* Work to do *
The records below must be written out exactly, with every picture left behind.

* Given data *
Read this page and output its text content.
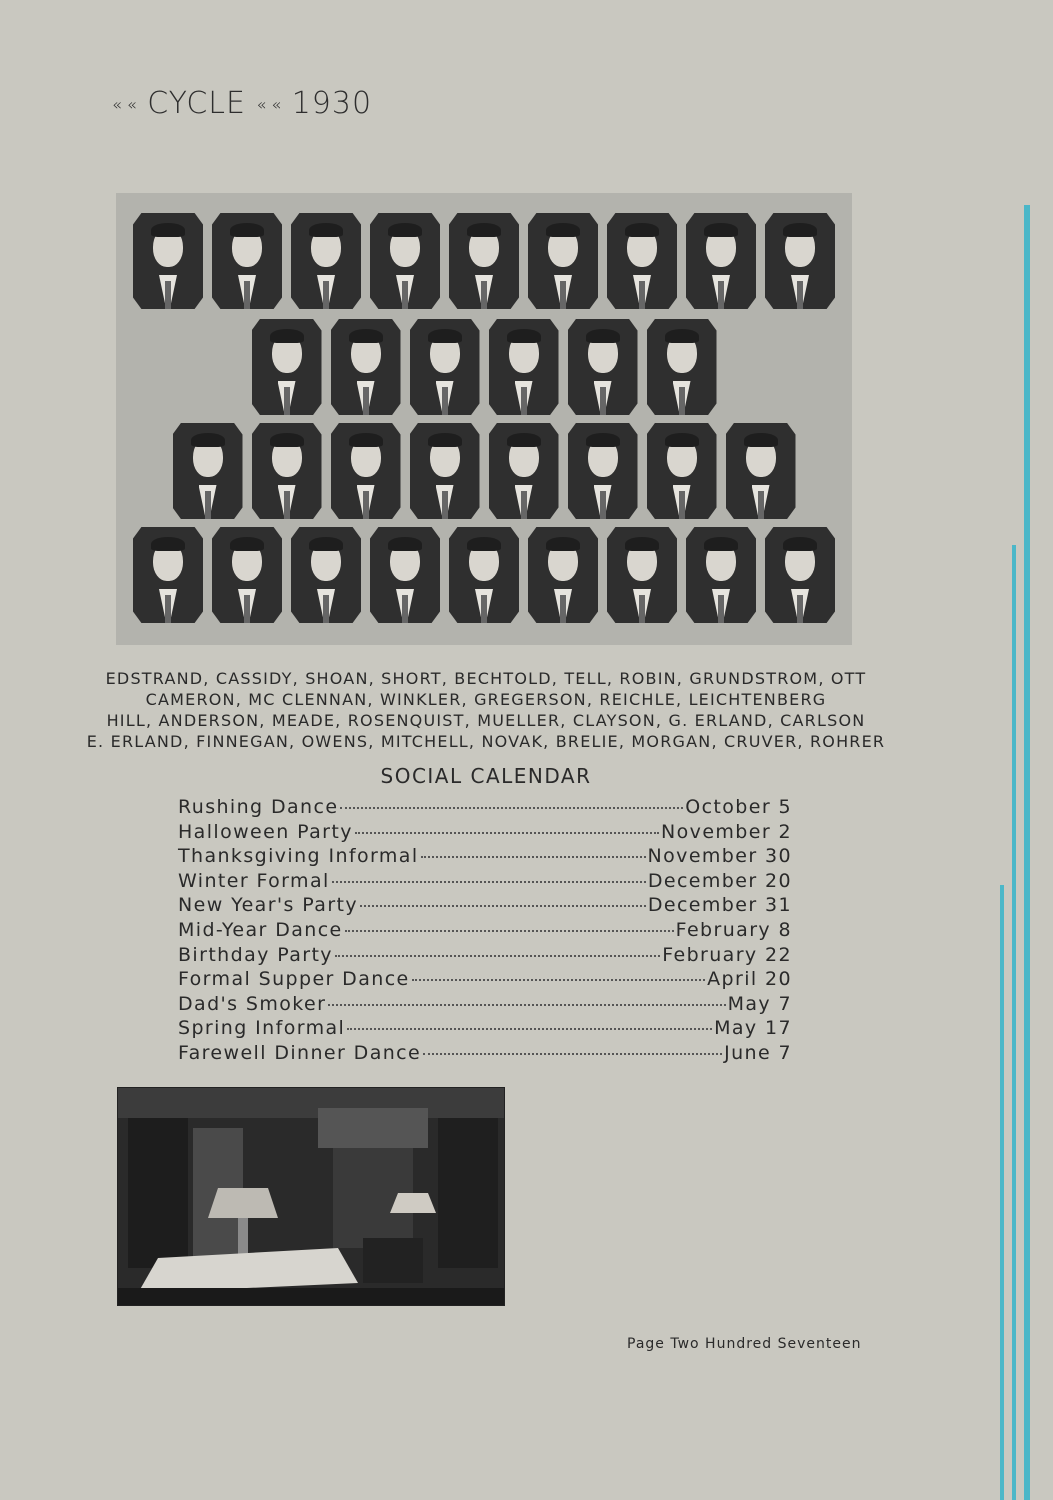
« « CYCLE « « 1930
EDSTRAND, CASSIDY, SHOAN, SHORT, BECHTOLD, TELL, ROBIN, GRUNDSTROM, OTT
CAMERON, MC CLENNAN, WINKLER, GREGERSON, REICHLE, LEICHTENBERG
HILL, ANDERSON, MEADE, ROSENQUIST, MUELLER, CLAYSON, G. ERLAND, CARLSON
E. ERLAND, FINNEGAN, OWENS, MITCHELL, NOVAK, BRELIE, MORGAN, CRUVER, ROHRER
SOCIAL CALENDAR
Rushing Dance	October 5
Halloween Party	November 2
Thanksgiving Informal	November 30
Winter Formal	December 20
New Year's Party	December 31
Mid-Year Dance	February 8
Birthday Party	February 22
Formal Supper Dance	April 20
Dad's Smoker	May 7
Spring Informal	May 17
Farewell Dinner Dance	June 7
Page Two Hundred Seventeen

* Written answer *
Read this page and output its text content.
« « CYCLE « « 1930
EDSTRAND, CASSIDY, SHOAN, SHORT, BECHTOLD, TELL, ROBIN, GRUNDSTROM, OTT
CAMERON, MC CLENNAN, WINKLER, GREGERSON, REICHLE, LEICHTENBERG
HILL, ANDERSON, MEADE, ROSENQUIST, MUELLER, CLAYSON, G. ERLAND, CARLSON
E. ERLAND, FINNEGAN, OWENS, MITCHELL, NOVAK, BRELIE, MORGAN, CRUVER, ROHRER
SOCIAL CALENDAR
Rushing Dance	October 5
Halloween Party	November 2
Thanksgiving Informal	November 30
Winter Formal	December 20
New Year's Party	December 31
Mid-Year Dance	February 8
Birthday Party	February 22
Formal Supper Dance	April 20
Dad's Smoker	May 7
Spring Informal	May 17
Farewell Dinner Dance	June 7
Page Two Hundred Seventeen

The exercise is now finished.